Element and region listings:

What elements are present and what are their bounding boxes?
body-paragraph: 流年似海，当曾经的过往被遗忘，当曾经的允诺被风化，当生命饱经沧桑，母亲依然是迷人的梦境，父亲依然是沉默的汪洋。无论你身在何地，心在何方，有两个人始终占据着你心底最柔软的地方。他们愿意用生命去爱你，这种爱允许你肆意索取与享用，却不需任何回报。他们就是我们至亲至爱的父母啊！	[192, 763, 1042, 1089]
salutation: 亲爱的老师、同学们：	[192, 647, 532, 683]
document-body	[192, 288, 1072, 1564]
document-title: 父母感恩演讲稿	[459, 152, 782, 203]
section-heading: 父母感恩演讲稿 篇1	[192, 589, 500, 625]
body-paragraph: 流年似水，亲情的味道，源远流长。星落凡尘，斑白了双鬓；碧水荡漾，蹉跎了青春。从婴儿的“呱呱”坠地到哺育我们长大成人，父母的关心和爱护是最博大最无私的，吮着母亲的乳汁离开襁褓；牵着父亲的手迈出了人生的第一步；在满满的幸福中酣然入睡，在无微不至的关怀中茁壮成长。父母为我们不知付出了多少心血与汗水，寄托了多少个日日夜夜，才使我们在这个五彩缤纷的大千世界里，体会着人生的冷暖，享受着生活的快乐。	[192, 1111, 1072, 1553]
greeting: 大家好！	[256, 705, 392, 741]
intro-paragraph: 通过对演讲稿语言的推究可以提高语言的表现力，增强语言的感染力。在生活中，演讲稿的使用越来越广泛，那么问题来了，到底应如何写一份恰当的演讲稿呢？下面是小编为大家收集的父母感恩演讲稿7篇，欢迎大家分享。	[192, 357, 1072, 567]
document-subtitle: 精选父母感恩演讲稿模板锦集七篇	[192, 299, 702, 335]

STATED GOAL
List every line of the records above that contains the string "body".

SOLUTION TO THE EXERCISE
body-paragraph: 流年似海，当曾经的过往被遗忘，当曾经的允诺被风化，当生命饱经沧桑，母亲依然是迷人的梦境，父亲依然是沉默的汪洋。无论你身在何地，心在何方，有两个人始终占据着你心底最柔软的地方。他们愿意用生命去爱你，这种爱允许你肆意索取与享用，却不需任何回报。他们就是我们至亲至爱的父母啊！	[192, 763, 1042, 1089]
document-body	[192, 288, 1072, 1564]
body-paragraph: 流年似水，亲情的味道，源远流长。星落凡尘，斑白了双鬓；碧水荡漾，蹉跎了青春。从婴儿的“呱呱”坠地到哺育我们长大成人，父母的关心和爱护是最博大最无私的，吮着母亲的乳汁离开襁褓；牵着父亲的手迈出了人生的第一步；在满满的幸福中酣然入睡，在无微不至的关怀中茁壮成长。父母为我们不知付出了多少心血与汗水，寄托了多少个日日夜夜，才使我们在这个五彩缤纷的大千世界里，体会着人生的冷暖，享受着生活的快乐。	[192, 1111, 1072, 1553]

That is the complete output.